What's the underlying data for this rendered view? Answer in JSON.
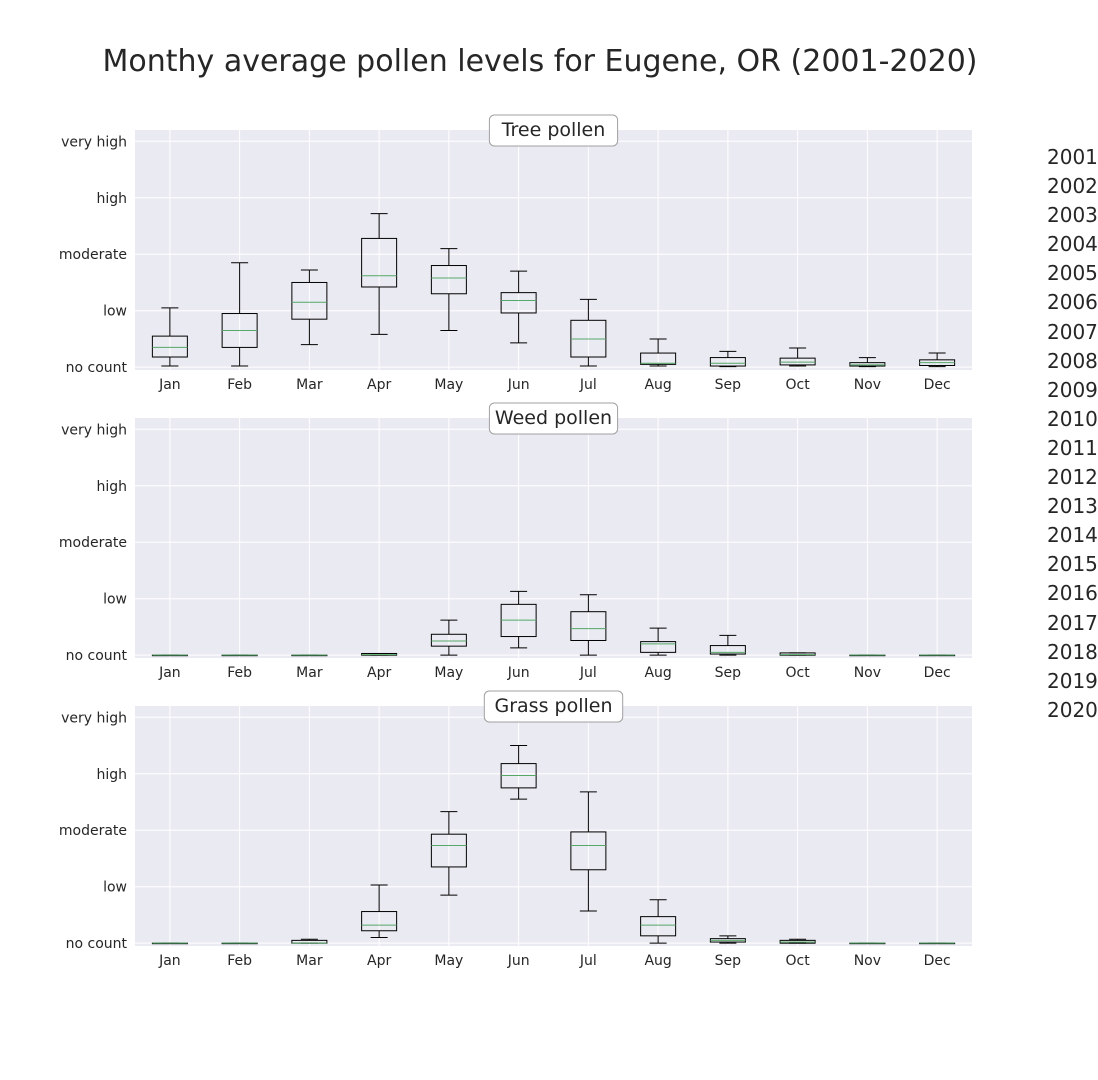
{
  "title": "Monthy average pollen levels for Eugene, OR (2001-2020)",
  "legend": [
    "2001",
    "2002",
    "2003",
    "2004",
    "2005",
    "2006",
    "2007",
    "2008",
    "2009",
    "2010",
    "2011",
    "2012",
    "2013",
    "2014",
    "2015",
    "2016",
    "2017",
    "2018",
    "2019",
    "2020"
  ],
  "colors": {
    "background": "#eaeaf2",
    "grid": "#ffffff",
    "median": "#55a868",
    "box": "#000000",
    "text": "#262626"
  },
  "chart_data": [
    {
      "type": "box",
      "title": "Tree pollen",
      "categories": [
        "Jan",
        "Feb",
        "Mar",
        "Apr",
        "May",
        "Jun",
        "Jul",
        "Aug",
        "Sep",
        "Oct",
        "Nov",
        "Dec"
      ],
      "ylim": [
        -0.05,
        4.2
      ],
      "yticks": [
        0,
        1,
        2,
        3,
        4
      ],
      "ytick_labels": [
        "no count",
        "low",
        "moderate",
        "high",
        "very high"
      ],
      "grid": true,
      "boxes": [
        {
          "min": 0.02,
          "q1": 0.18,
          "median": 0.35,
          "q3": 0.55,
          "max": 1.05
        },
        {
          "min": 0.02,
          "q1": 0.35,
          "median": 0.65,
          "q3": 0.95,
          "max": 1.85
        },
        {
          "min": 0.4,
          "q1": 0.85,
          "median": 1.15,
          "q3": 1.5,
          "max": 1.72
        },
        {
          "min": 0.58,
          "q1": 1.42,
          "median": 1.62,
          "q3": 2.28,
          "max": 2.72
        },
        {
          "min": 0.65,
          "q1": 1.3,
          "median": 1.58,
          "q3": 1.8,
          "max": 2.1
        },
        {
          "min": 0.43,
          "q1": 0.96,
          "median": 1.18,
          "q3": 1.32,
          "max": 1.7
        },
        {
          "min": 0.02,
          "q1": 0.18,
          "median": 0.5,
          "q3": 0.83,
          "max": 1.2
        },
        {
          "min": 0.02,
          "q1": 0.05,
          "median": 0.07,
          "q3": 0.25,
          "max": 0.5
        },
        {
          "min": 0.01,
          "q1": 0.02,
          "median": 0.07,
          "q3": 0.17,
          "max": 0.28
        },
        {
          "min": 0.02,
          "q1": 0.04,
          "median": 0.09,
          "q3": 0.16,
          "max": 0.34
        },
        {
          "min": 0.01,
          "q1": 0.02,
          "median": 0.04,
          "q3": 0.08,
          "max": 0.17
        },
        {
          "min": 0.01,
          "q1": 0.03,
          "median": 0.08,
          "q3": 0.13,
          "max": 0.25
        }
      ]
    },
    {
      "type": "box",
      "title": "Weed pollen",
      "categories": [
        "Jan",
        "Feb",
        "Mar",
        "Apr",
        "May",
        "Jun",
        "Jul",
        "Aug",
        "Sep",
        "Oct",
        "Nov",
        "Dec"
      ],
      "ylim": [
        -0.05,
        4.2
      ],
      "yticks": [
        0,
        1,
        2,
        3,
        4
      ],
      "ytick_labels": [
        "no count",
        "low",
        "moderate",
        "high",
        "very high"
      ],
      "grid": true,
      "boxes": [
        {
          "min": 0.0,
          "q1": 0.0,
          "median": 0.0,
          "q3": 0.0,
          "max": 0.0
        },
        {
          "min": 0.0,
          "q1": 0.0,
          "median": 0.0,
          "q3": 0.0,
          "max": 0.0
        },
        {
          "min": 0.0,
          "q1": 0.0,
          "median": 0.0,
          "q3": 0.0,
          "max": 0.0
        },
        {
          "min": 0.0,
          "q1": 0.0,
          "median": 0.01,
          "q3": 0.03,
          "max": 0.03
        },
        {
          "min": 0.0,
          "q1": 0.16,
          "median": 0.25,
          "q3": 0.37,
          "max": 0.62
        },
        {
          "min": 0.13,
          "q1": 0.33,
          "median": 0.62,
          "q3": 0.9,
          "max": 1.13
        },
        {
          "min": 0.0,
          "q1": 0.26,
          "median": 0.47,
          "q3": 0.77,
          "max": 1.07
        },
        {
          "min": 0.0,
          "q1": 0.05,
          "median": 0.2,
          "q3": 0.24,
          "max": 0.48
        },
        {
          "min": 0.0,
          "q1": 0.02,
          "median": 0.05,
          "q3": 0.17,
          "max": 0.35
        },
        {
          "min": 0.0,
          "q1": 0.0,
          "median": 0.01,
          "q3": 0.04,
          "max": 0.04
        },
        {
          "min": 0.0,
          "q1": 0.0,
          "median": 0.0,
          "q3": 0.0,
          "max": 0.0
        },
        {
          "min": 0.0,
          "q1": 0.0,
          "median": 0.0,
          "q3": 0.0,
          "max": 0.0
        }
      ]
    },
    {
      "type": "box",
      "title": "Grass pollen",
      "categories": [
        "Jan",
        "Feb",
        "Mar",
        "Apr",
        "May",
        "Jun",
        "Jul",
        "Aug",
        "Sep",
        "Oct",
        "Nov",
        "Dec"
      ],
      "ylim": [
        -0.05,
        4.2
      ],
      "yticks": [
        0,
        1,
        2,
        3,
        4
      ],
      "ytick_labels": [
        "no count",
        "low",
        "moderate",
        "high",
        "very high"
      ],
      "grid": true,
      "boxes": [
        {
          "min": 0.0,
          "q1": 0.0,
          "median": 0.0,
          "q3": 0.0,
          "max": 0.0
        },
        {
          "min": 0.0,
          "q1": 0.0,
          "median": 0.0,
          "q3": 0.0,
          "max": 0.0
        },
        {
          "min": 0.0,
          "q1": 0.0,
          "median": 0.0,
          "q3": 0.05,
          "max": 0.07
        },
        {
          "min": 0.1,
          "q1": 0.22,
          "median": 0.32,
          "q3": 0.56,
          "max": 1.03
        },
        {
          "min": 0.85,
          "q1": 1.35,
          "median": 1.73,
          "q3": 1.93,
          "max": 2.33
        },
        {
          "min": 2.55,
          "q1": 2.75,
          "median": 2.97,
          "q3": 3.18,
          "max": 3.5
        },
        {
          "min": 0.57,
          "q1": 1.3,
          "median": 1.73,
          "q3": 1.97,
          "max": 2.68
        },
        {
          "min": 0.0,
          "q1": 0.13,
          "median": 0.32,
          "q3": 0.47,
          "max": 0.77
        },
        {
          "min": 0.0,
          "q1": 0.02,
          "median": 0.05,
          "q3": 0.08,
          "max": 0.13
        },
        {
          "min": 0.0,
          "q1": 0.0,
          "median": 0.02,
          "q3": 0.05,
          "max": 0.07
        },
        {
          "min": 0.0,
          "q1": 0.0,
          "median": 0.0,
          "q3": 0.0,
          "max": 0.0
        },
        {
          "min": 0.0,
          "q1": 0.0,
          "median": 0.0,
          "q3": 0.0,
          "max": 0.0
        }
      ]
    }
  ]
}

**Written request**
Leave out the pictures and output the rest of the material exactly as written.

**Exercise output**
What's the underlying data for this rendered view? Answer in JSON.
{
  "title": "Monthy average pollen levels for Eugene, OR (2001-2020)",
  "legend": [
    "2001",
    "2002",
    "2003",
    "2004",
    "2005",
    "2006",
    "2007",
    "2008",
    "2009",
    "2010",
    "2011",
    "2012",
    "2013",
    "2014",
    "2015",
    "2016",
    "2017",
    "2018",
    "2019",
    "2020"
  ],
  "colors": {
    "background": "#eaeaf2",
    "grid": "#ffffff",
    "median": "#55a868",
    "box": "#000000",
    "text": "#262626"
  },
  "chart_data": [
    {
      "type": "box",
      "title": "Tree pollen",
      "categories": [
        "Jan",
        "Feb",
        "Mar",
        "Apr",
        "May",
        "Jun",
        "Jul",
        "Aug",
        "Sep",
        "Oct",
        "Nov",
        "Dec"
      ],
      "ylim": [
        -0.05,
        4.2
      ],
      "yticks": [
        0,
        1,
        2,
        3,
        4
      ],
      "ytick_labels": [
        "no count",
        "low",
        "moderate",
        "high",
        "very high"
      ],
      "grid": true,
      "boxes": [
        {
          "min": 0.02,
          "q1": 0.18,
          "median": 0.35,
          "q3": 0.55,
          "max": 1.05
        },
        {
          "min": 0.02,
          "q1": 0.35,
          "median": 0.65,
          "q3": 0.95,
          "max": 1.85
        },
        {
          "min": 0.4,
          "q1": 0.85,
          "median": 1.15,
          "q3": 1.5,
          "max": 1.72
        },
        {
          "min": 0.58,
          "q1": 1.42,
          "median": 1.62,
          "q3": 2.28,
          "max": 2.72
        },
        {
          "min": 0.65,
          "q1": 1.3,
          "median": 1.58,
          "q3": 1.8,
          "max": 2.1
        },
        {
          "min": 0.43,
          "q1": 0.96,
          "median": 1.18,
          "q3": 1.32,
          "max": 1.7
        },
        {
          "min": 0.02,
          "q1": 0.18,
          "median": 0.5,
          "q3": 0.83,
          "max": 1.2
        },
        {
          "min": 0.02,
          "q1": 0.05,
          "median": 0.07,
          "q3": 0.25,
          "max": 0.5
        },
        {
          "min": 0.01,
          "q1": 0.02,
          "median": 0.07,
          "q3": 0.17,
          "max": 0.28
        },
        {
          "min": 0.02,
          "q1": 0.04,
          "median": 0.09,
          "q3": 0.16,
          "max": 0.34
        },
        {
          "min": 0.01,
          "q1": 0.02,
          "median": 0.04,
          "q3": 0.08,
          "max": 0.17
        },
        {
          "min": 0.01,
          "q1": 0.03,
          "median": 0.08,
          "q3": 0.13,
          "max": 0.25
        }
      ]
    },
    {
      "type": "box",
      "title": "Weed pollen",
      "categories": [
        "Jan",
        "Feb",
        "Mar",
        "Apr",
        "May",
        "Jun",
        "Jul",
        "Aug",
        "Sep",
        "Oct",
        "Nov",
        "Dec"
      ],
      "ylim": [
        -0.05,
        4.2
      ],
      "yticks": [
        0,
        1,
        2,
        3,
        4
      ],
      "ytick_labels": [
        "no count",
        "low",
        "moderate",
        "high",
        "very high"
      ],
      "grid": true,
      "boxes": [
        {
          "min": 0.0,
          "q1": 0.0,
          "median": 0.0,
          "q3": 0.0,
          "max": 0.0
        },
        {
          "min": 0.0,
          "q1": 0.0,
          "median": 0.0,
          "q3": 0.0,
          "max": 0.0
        },
        {
          "min": 0.0,
          "q1": 0.0,
          "median": 0.0,
          "q3": 0.0,
          "max": 0.0
        },
        {
          "min": 0.0,
          "q1": 0.0,
          "median": 0.01,
          "q3": 0.03,
          "max": 0.03
        },
        {
          "min": 0.0,
          "q1": 0.16,
          "median": 0.25,
          "q3": 0.37,
          "max": 0.62
        },
        {
          "min": 0.13,
          "q1": 0.33,
          "median": 0.62,
          "q3": 0.9,
          "max": 1.13
        },
        {
          "min": 0.0,
          "q1": 0.26,
          "median": 0.47,
          "q3": 0.77,
          "max": 1.07
        },
        {
          "min": 0.0,
          "q1": 0.05,
          "median": 0.2,
          "q3": 0.24,
          "max": 0.48
        },
        {
          "min": 0.0,
          "q1": 0.02,
          "median": 0.05,
          "q3": 0.17,
          "max": 0.35
        },
        {
          "min": 0.0,
          "q1": 0.0,
          "median": 0.01,
          "q3": 0.04,
          "max": 0.04
        },
        {
          "min": 0.0,
          "q1": 0.0,
          "median": 0.0,
          "q3": 0.0,
          "max": 0.0
        },
        {
          "min": 0.0,
          "q1": 0.0,
          "median": 0.0,
          "q3": 0.0,
          "max": 0.0
        }
      ]
    },
    {
      "type": "box",
      "title": "Grass pollen",
      "categories": [
        "Jan",
        "Feb",
        "Mar",
        "Apr",
        "May",
        "Jun",
        "Jul",
        "Aug",
        "Sep",
        "Oct",
        "Nov",
        "Dec"
      ],
      "ylim": [
        -0.05,
        4.2
      ],
      "yticks": [
        0,
        1,
        2,
        3,
        4
      ],
      "ytick_labels": [
        "no count",
        "low",
        "moderate",
        "high",
        "very high"
      ],
      "grid": true,
      "boxes": [
        {
          "min": 0.0,
          "q1": 0.0,
          "median": 0.0,
          "q3": 0.0,
          "max": 0.0
        },
        {
          "min": 0.0,
          "q1": 0.0,
          "median": 0.0,
          "q3": 0.0,
          "max": 0.0
        },
        {
          "min": 0.0,
          "q1": 0.0,
          "median": 0.0,
          "q3": 0.05,
          "max": 0.07
        },
        {
          "min": 0.1,
          "q1": 0.22,
          "median": 0.32,
          "q3": 0.56,
          "max": 1.03
        },
        {
          "min": 0.85,
          "q1": 1.35,
          "median": 1.73,
          "q3": 1.93,
          "max": 2.33
        },
        {
          "min": 2.55,
          "q1": 2.75,
          "median": 2.97,
          "q3": 3.18,
          "max": 3.5
        },
        {
          "min": 0.57,
          "q1": 1.3,
          "median": 1.73,
          "q3": 1.97,
          "max": 2.68
        },
        {
          "min": 0.0,
          "q1": 0.13,
          "median": 0.32,
          "q3": 0.47,
          "max": 0.77
        },
        {
          "min": 0.0,
          "q1": 0.02,
          "median": 0.05,
          "q3": 0.08,
          "max": 0.13
        },
        {
          "min": 0.0,
          "q1": 0.0,
          "median": 0.02,
          "q3": 0.05,
          "max": 0.07
        },
        {
          "min": 0.0,
          "q1": 0.0,
          "median": 0.0,
          "q3": 0.0,
          "max": 0.0
        },
        {
          "min": 0.0,
          "q1": 0.0,
          "median": 0.0,
          "q3": 0.0,
          "max": 0.0
        }
      ]
    }
  ]
}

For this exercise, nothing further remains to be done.